PROBLEM DESCRIPTION :: Leave out the pictures, then reproduce the rest of the material exactly.

SUPPLIED RECORDS ::
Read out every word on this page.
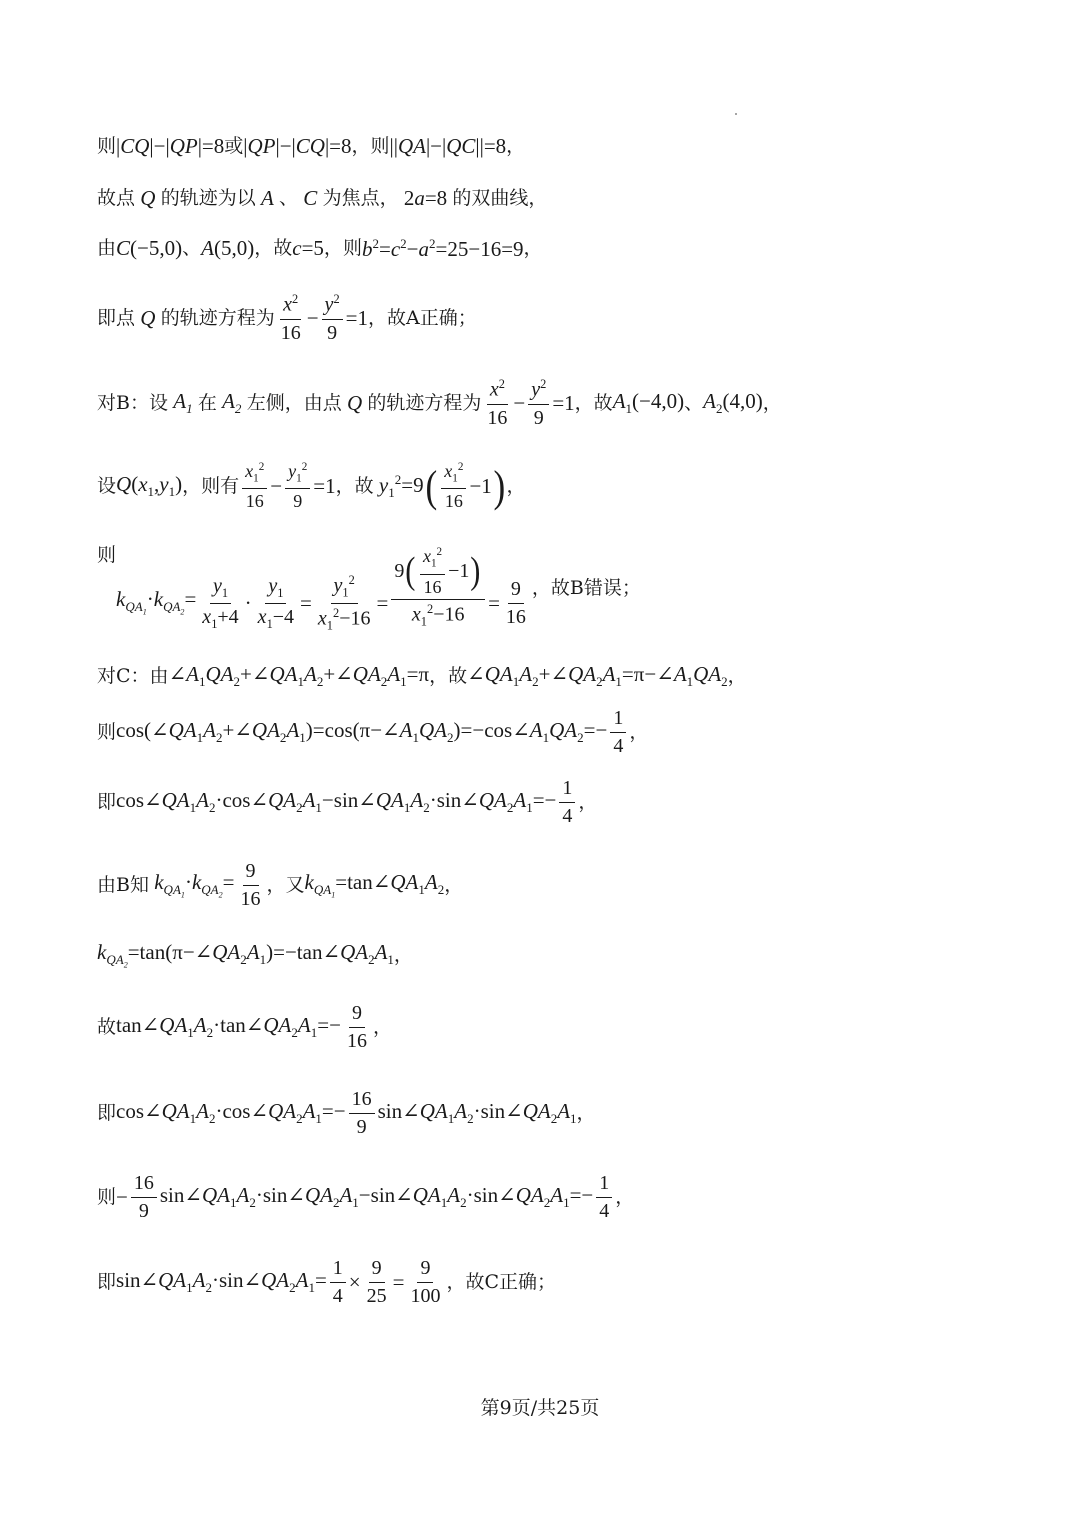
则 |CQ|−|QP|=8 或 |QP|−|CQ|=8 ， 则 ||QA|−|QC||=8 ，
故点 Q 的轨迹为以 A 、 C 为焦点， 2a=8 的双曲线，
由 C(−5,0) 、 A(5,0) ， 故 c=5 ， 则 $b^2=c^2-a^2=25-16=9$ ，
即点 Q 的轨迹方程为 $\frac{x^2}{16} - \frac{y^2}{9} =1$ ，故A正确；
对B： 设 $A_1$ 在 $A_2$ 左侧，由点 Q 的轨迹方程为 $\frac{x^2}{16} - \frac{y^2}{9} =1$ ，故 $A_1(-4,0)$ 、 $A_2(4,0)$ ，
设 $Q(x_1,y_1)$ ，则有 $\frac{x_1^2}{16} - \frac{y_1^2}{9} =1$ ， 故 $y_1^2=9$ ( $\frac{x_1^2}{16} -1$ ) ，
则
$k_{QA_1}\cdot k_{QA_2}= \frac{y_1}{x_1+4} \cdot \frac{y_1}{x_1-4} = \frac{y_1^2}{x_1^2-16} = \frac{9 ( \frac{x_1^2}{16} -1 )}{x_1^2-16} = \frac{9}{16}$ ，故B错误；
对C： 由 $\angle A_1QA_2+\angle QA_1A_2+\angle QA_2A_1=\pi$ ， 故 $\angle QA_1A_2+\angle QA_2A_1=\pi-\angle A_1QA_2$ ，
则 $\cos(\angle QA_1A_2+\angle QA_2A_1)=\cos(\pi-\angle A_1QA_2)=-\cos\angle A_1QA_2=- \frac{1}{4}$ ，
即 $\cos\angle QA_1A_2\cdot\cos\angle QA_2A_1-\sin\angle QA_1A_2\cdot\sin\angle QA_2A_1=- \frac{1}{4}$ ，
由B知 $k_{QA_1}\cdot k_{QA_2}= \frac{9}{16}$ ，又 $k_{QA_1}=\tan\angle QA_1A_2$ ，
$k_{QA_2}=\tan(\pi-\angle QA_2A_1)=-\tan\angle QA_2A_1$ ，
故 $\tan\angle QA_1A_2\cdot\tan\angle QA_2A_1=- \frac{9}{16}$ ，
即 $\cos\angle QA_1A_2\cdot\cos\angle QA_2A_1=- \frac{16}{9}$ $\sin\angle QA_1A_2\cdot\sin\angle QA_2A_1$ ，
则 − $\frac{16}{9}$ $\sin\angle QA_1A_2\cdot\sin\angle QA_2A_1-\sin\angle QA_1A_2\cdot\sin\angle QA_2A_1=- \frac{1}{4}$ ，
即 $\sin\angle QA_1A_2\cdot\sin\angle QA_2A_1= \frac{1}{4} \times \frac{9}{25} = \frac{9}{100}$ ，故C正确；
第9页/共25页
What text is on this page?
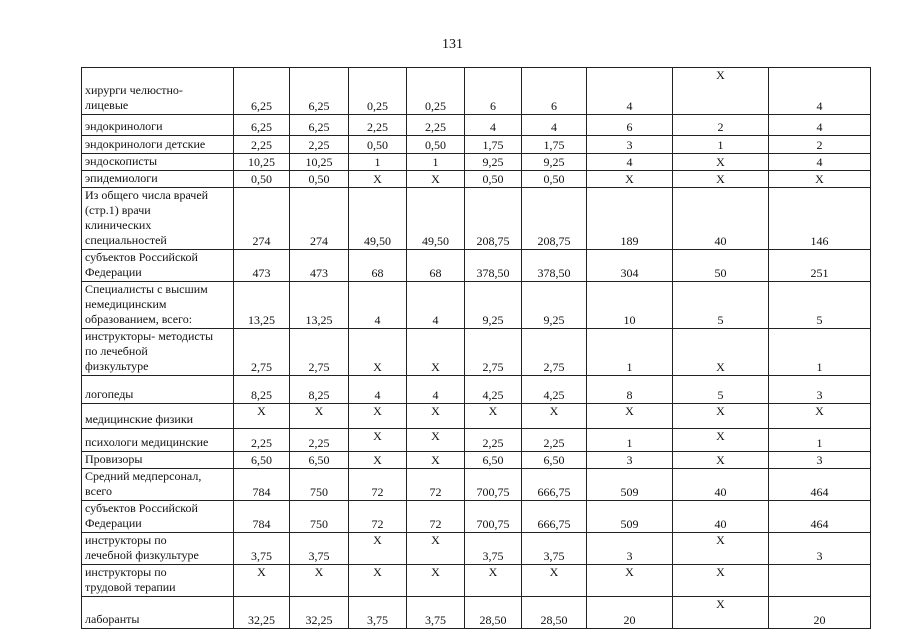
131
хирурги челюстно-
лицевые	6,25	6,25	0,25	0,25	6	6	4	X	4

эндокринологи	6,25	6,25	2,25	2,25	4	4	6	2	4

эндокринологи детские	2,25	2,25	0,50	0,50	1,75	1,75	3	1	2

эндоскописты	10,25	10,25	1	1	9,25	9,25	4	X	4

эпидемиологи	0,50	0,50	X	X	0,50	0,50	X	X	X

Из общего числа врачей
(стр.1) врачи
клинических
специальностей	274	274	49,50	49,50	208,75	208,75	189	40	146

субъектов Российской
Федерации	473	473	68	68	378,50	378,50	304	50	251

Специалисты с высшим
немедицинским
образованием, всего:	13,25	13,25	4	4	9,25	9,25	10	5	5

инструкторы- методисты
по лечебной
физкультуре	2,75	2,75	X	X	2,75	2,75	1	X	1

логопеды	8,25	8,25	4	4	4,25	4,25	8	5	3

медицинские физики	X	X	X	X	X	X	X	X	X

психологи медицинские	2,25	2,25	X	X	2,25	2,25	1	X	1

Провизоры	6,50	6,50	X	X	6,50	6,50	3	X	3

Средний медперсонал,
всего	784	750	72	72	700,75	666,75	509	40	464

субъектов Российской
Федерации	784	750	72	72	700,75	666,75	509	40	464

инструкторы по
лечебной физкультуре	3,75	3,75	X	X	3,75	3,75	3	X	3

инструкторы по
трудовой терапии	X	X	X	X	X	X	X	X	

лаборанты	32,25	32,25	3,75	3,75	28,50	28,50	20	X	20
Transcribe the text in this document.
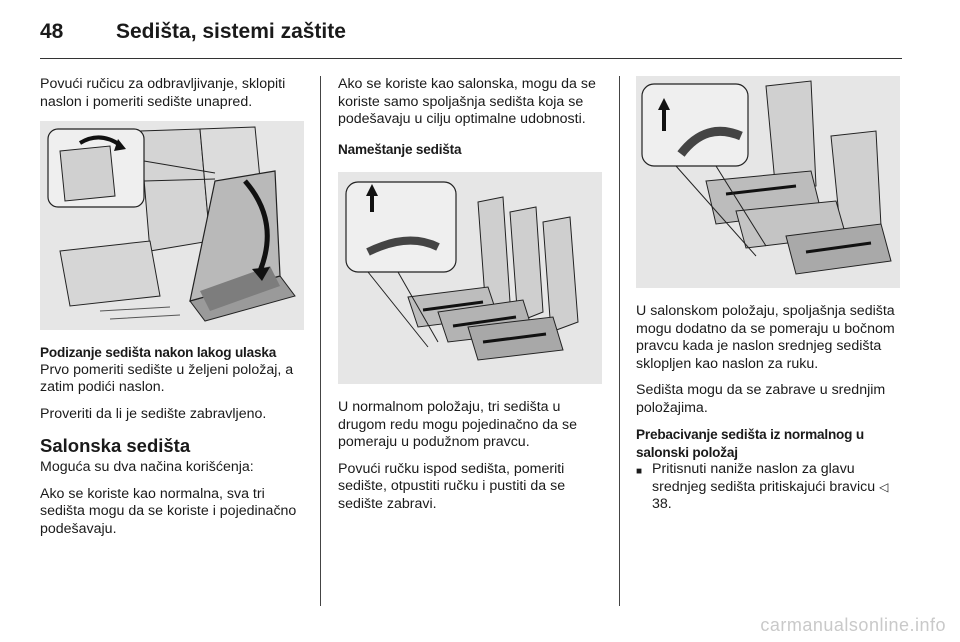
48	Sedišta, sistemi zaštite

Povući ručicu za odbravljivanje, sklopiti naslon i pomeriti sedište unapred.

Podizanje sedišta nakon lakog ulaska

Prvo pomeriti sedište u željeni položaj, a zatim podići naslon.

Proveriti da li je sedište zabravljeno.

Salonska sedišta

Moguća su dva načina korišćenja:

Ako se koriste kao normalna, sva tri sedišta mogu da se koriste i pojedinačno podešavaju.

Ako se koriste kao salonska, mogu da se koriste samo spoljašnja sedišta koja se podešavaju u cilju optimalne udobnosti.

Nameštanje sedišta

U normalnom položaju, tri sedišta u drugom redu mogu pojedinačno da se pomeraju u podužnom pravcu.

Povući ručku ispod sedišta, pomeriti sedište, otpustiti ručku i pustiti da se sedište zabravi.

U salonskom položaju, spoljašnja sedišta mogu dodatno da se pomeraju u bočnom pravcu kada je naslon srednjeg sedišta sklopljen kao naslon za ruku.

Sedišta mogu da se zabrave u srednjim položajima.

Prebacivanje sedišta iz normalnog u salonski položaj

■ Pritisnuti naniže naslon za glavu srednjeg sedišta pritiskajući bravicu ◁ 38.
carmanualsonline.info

FINISHED ANSWER ::
Read out every word on this page.
则 |CQ|−|QP|=8 或 |QP|−|CQ|=8 ， 则 ||QA|−|QC||=8 ，
故点 Q 的轨迹为以 A 、 C 为焦点， 2a=8 的双曲线，
由 C(−5,0) 、 A(5,0) ， 故 c=5 ， 则 $b^2=c^2-a^2=25-16=9$ ，
即点 Q 的轨迹方程为 $\frac{x^2}{16} - \frac{y^2}{9} =1$ ，故A正确；
对B： 设 $A_1$ 在 $A_2$ 左侧，由点 Q 的轨迹方程为 $\frac{x^2}{16} - \frac{y^2}{9} =1$ ，故 $A_1(-4,0)$ 、 $A_2(4,0)$ ，
设 $Q(x_1,y_1)$ ，则有 $\frac{x_1^2}{16} - \frac{y_1^2}{9} =1$ ， 故 $y_1^2=9$ ( $\frac{x_1^2}{16} -1$ ) ，
则
$k_{QA_1}\cdot k_{QA_2}= \frac{y_1}{x_1+4} \cdot \frac{y_1}{x_1-4} = \frac{y_1^2}{x_1^2-16} = \frac{9 ( \frac{x_1^2}{16} -1 )}{x_1^2-16} = \frac{9}{16}$ ，故B错误；
对C： 由 $\angle A_1QA_2+\angle QA_1A_2+\angle QA_2A_1=\pi$ ， 故 $\angle QA_1A_2+\angle QA_2A_1=\pi-\angle A_1QA_2$ ，
则 $\cos(\angle QA_1A_2+\angle QA_2A_1)=\cos(\pi-\angle A_1QA_2)=-\cos\angle A_1QA_2=- \frac{1}{4}$ ，
即 $\cos\angle QA_1A_2\cdot\cos\angle QA_2A_1-\sin\angle QA_1A_2\cdot\sin\angle QA_2A_1=- \frac{1}{4}$ ，
由B知 $k_{QA_1}\cdot k_{QA_2}= \frac{9}{16}$ ，又 $k_{QA_1}=\tan\angle QA_1A_2$ ，
$k_{QA_2}=\tan(\pi-\angle QA_2A_1)=-\tan\angle QA_2A_1$ ，
故 $\tan\angle QA_1A_2\cdot\tan\angle QA_2A_1=- \frac{9}{16}$ ，
即 $\cos\angle QA_1A_2\cdot\cos\angle QA_2A_1=- \frac{16}{9}$ $\sin\angle QA_1A_2\cdot\sin\angle QA_2A_1$ ，
则 − $\frac{16}{9}$ $\sin\angle QA_1A_2\cdot\sin\angle QA_2A_1-\sin\angle QA_1A_2\cdot\sin\angle QA_2A_1=- \frac{1}{4}$ ，
即 $\sin\angle QA_1A_2\cdot\sin\angle QA_2A_1= \frac{1}{4} \times \frac{9}{25} = \frac{9}{100}$ ，故C正确；
第9页/共25页
What text is on this page?
131
хирурги челюстно-
лицевые	6,25	6,25	0,25	0,25	6	6	4	X	4

эндокринологи	6,25	6,25	2,25	2,25	4	4	6	2	4

эндокринологи детские	2,25	2,25	0,50	0,50	1,75	1,75	3	1	2

эндоскописты	10,25	10,25	1	1	9,25	9,25	4	X	4

эпидемиологи	0,50	0,50	X	X	0,50	0,50	X	X	X

Из общего числа врачей
(стр.1) врачи
клинических
специальностей	274	274	49,50	49,50	208,75	208,75	189	40	146

субъектов Российской
Федерации	473	473	68	68	378,50	378,50	304	50	251

Специалисты с высшим
немедицинским
образованием, всего:	13,25	13,25	4	4	9,25	9,25	10	5	5

инструкторы- методисты
по лечебной
физкультуре	2,75	2,75	X	X	2,75	2,75	1	X	1

логопеды	8,25	8,25	4	4	4,25	4,25	8	5	3

медицинские физики	X	X	X	X	X	X	X	X	X

психологи медицинские	2,25	2,25	X	X	2,25	2,25	1	X	1

Провизоры	6,50	6,50	X	X	6,50	6,50	3	X	3

Средний медперсонал,
всего	784	750	72	72	700,75	666,75	509	40	464

субъектов Российской
Федерации	784	750	72	72	700,75	666,75	509	40	464

инструкторы по
лечебной физкультуре	3,75	3,75	X	X	3,75	3,75	3	X	3

инструкторы по
трудовой терапии	X	X	X	X	X	X	X	X	

лаборанты	32,25	32,25	3,75	3,75	28,50	28,50	20	X	20
Transcribe the text in this document.
48	Sedišta, sistemi zaštite

Povući ručicu za odbravljivanje, sklopiti naslon i pomeriti sedište unapred.

Podizanje sedišta nakon lakog ulaska

Prvo pomeriti sedište u željeni položaj, a zatim podići naslon.

Proveriti da li je sedište zabravljeno.

Salonska sedišta

Moguća su dva načina korišćenja:

Ako se koriste kao normalna, sva tri sedišta mogu da se koriste i pojedinačno podešavaju.

Ako se koriste kao salonska, mogu da se koriste samo spoljašnja sedišta koja se podešavaju u cilju optimalne udobnosti.

Nameštanje sedišta

U normalnom položaju, tri sedišta u drugom redu mogu pojedinačno da se pomeraju u podužnom pravcu.

Povući ručku ispod sedišta, pomeriti sedište, otpustiti ručku i pustiti da se sedište zabravi.

U salonskom položaju, spoljašnja sedišta mogu dodatno da se pomeraju u bočnom pravcu kada je naslon srednjeg sedišta sklopljen kao naslon za ruku.

Sedišta mogu da se zabrave u srednjim položajima.

Prebacivanje sedišta iz normalnog u salonski položaj

■ Pritisnuti naniže naslon za glavu srednjeg sedišta pritiskajući bravicu ◁ 38.
carmanualsonline.info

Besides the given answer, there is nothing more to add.